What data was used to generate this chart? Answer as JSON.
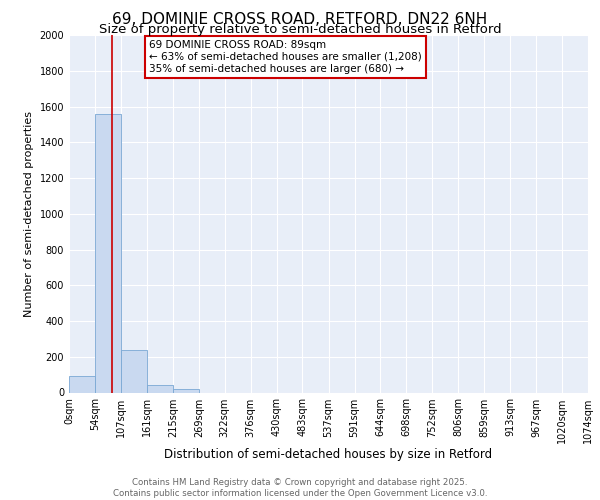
{
  "title_line1": "69, DOMINIE CROSS ROAD, RETFORD, DN22 6NH",
  "title_line2": "Size of property relative to semi-detached houses in Retford",
  "xlabel": "Distribution of semi-detached houses by size in Retford",
  "ylabel": "Number of semi-detached properties",
  "footer_line1": "Contains HM Land Registry data © Crown copyright and database right 2025.",
  "footer_line2": "Contains public sector information licensed under the Open Government Licence v3.0.",
  "annotation_line1": "69 DOMINIE CROSS ROAD: 89sqm",
  "annotation_line2": "← 63% of semi-detached houses are smaller (1,208)",
  "annotation_line3": "35% of semi-detached houses are larger (680) →",
  "property_size": 89,
  "bar_edges": [
    0,
    54,
    107,
    161,
    215,
    269,
    322,
    376,
    430,
    483,
    537,
    591,
    644,
    698,
    752,
    806,
    859,
    913,
    967,
    1020,
    1074
  ],
  "bar_heights": [
    95,
    1560,
    240,
    40,
    20,
    0,
    0,
    0,
    0,
    0,
    0,
    0,
    0,
    0,
    0,
    0,
    0,
    0,
    0,
    0
  ],
  "bar_color": "#c9d9f0",
  "bar_edge_color": "#7aa8d4",
  "vline_color": "#cc0000",
  "vline_x": 89,
  "ylim": [
    0,
    2000
  ],
  "yticks": [
    0,
    200,
    400,
    600,
    800,
    1000,
    1200,
    1400,
    1600,
    1800,
    2000
  ],
  "background_color": "#e8eef8",
  "grid_color": "#ffffff",
  "annotation_box_color": "#ffffff",
  "annotation_box_edge": "#cc0000",
  "title_fontsize": 11,
  "subtitle_fontsize": 9.5,
  "tick_label_fontsize": 7,
  "ylabel_fontsize": 8,
  "xlabel_fontsize": 8.5,
  "footer_fontsize": 6.2,
  "annotation_fontsize": 7.5
}
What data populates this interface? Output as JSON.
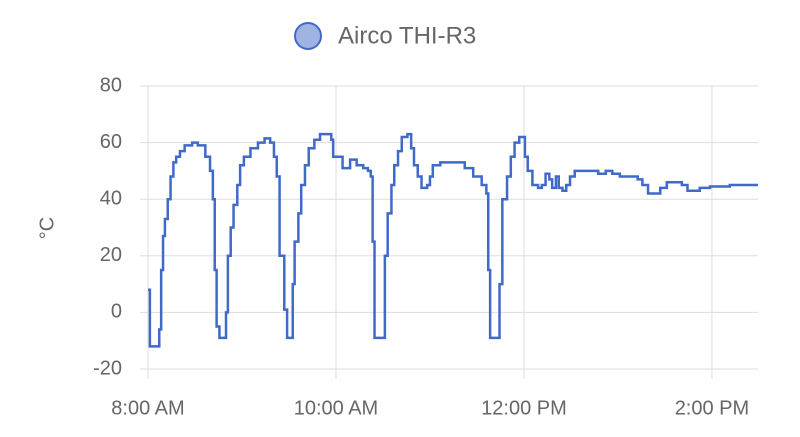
{
  "chart_data": {
    "type": "line",
    "y_label": "°C",
    "xlim": [
      8,
      14.49
    ],
    "ylim": [
      -20,
      80
    ],
    "xticks": [
      {
        "value": 8,
        "label": "8:00 AM"
      },
      {
        "value": 10,
        "label": "10:00 AM"
      },
      {
        "value": 12,
        "label": "12:00 PM"
      },
      {
        "value": 14,
        "label": "2:00 PM"
      }
    ],
    "yticks": [
      -20,
      0,
      20,
      40,
      60,
      80
    ],
    "grid": true,
    "step": true,
    "legend": "top",
    "x": [
      8.0,
      8.02,
      8.11,
      8.12,
      8.14,
      8.16,
      8.18,
      8.21,
      8.24,
      8.27,
      8.3,
      8.34,
      8.39,
      8.47,
      8.53,
      8.61,
      8.66,
      8.69,
      8.71,
      8.73,
      8.76,
      8.81,
      8.83,
      8.85,
      8.88,
      8.91,
      8.95,
      8.98,
      9.02,
      9.09,
      9.17,
      9.24,
      9.3,
      9.34,
      9.37,
      9.4,
      9.45,
      9.48,
      9.52,
      9.54,
      9.56,
      9.6,
      9.63,
      9.67,
      9.71,
      9.77,
      9.83,
      9.9,
      9.95,
      9.97,
      10.04,
      10.07,
      10.11,
      10.15,
      10.22,
      10.29,
      10.34,
      10.37,
      10.39,
      10.41,
      10.5,
      10.52,
      10.55,
      10.59,
      10.62,
      10.66,
      10.7,
      10.76,
      10.8,
      10.83,
      10.87,
      10.91,
      10.97,
      11.0,
      11.03,
      11.11,
      11.27,
      11.37,
      11.46,
      11.55,
      11.6,
      11.62,
      11.64,
      11.72,
      11.74,
      11.77,
      11.82,
      11.86,
      11.9,
      11.95,
      11.99,
      12.01,
      12.04,
      12.09,
      12.15,
      12.19,
      12.23,
      12.27,
      12.3,
      12.34,
      12.37,
      12.41,
      12.45,
      12.49,
      12.54,
      12.6,
      12.7,
      12.79,
      12.87,
      12.94,
      13.02,
      13.15,
      13.21,
      13.26,
      13.32,
      13.38,
      13.45,
      13.52,
      13.61,
      13.68,
      13.74,
      13.81,
      13.87,
      13.98,
      14.19,
      14.49
    ],
    "series": [
      {
        "name": "Airco THI-R3",
        "color": "#4169c8",
        "values": [
          8,
          -12,
          -12,
          -6,
          15,
          27,
          33,
          40,
          48,
          53,
          55,
          57,
          59,
          60,
          59,
          55,
          50,
          40,
          15,
          -5,
          -9,
          -9,
          0,
          20,
          30,
          38,
          45,
          52,
          55,
          58,
          60,
          61.5,
          60,
          55,
          48,
          20,
          1,
          -9,
          -9,
          10,
          25,
          35,
          45,
          52,
          58,
          61,
          63,
          63,
          61,
          55,
          55,
          51,
          51,
          54,
          52,
          51,
          50,
          48,
          25,
          -9,
          -9,
          20,
          35,
          45,
          52,
          57,
          62,
          63,
          58,
          52,
          48,
          44,
          45,
          48,
          52,
          53,
          53,
          51,
          48,
          45,
          42,
          15,
          -9,
          -9,
          10,
          40,
          48,
          55,
          60,
          62,
          62,
          55,
          50,
          45,
          44,
          45,
          49,
          47,
          44,
          48,
          44,
          43,
          45,
          48,
          50,
          50,
          50,
          49,
          50,
          49,
          48,
          48,
          47,
          45,
          42,
          42,
          44,
          46,
          46,
          45,
          43,
          43,
          44,
          44.5,
          45,
          45
        ]
      }
    ]
  }
}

==============================

* **Your objective**
Copy out every line with the word "DOMINIE".

* **Answer to the exercise**
  "title_line1": "69, DOMINIE CROSS ROAD, RETFORD, DN22 6NH",
  "annotation_line1": "69 DOMINIE CROSS ROAD: 89sqm",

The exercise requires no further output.